--- Required work ---
Copy everything in the listing below word for word, apart from any images.
───── Materials provided ─────
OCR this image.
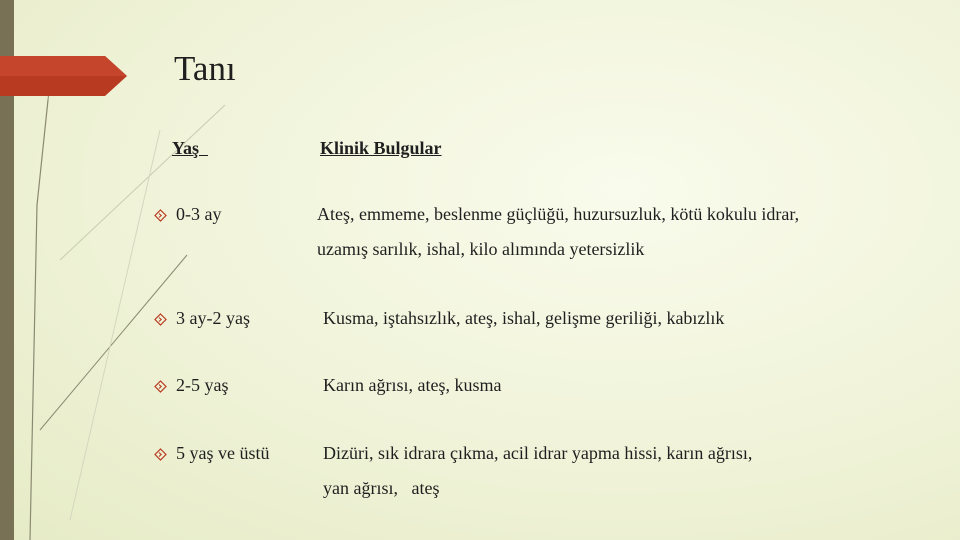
Tanı
Yaş	Klinik Bulgular
0-3 ay	Ateş, emmeme, beslenme güçlüğü, huzursuzluk, kötü kokulu idrar,
uzamış sarılık, ishal, kilo alımında yetersizlik
3 ay-2 yaş	Kusma, iştahsızlık, ateş, ishal, gelişme geriliği, kabızlık
2-5 yaş	Karın ağrısı, ateş, kusma
5 yaş ve üstü	Dizüri, sık idrara çıkma, acil idrar yapma hissi, karın ağrısı,
yan ağrısı,   ateş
─────
--- Right answer ---
OCR this image.
Tanı
Yaş	Klinik Bulgular
0-3 ay	Ateş, emmeme, beslenme güçlüğü, huzursuzluk, kötü kokulu idrar,
uzamış sarılık, ishal, kilo alımında yetersizlik
3 ay-2 yaş	Kusma, iştahsızlık, ateş, ishal, gelişme geriliği, kabızlık
2-5 yaş	Karın ağrısı, ateş, kusma
5 yaş ve üstü	Dizüri, sık idrara çıkma, acil idrar yapma hissi, karın ağrısı,
yan ağrısı,   ateş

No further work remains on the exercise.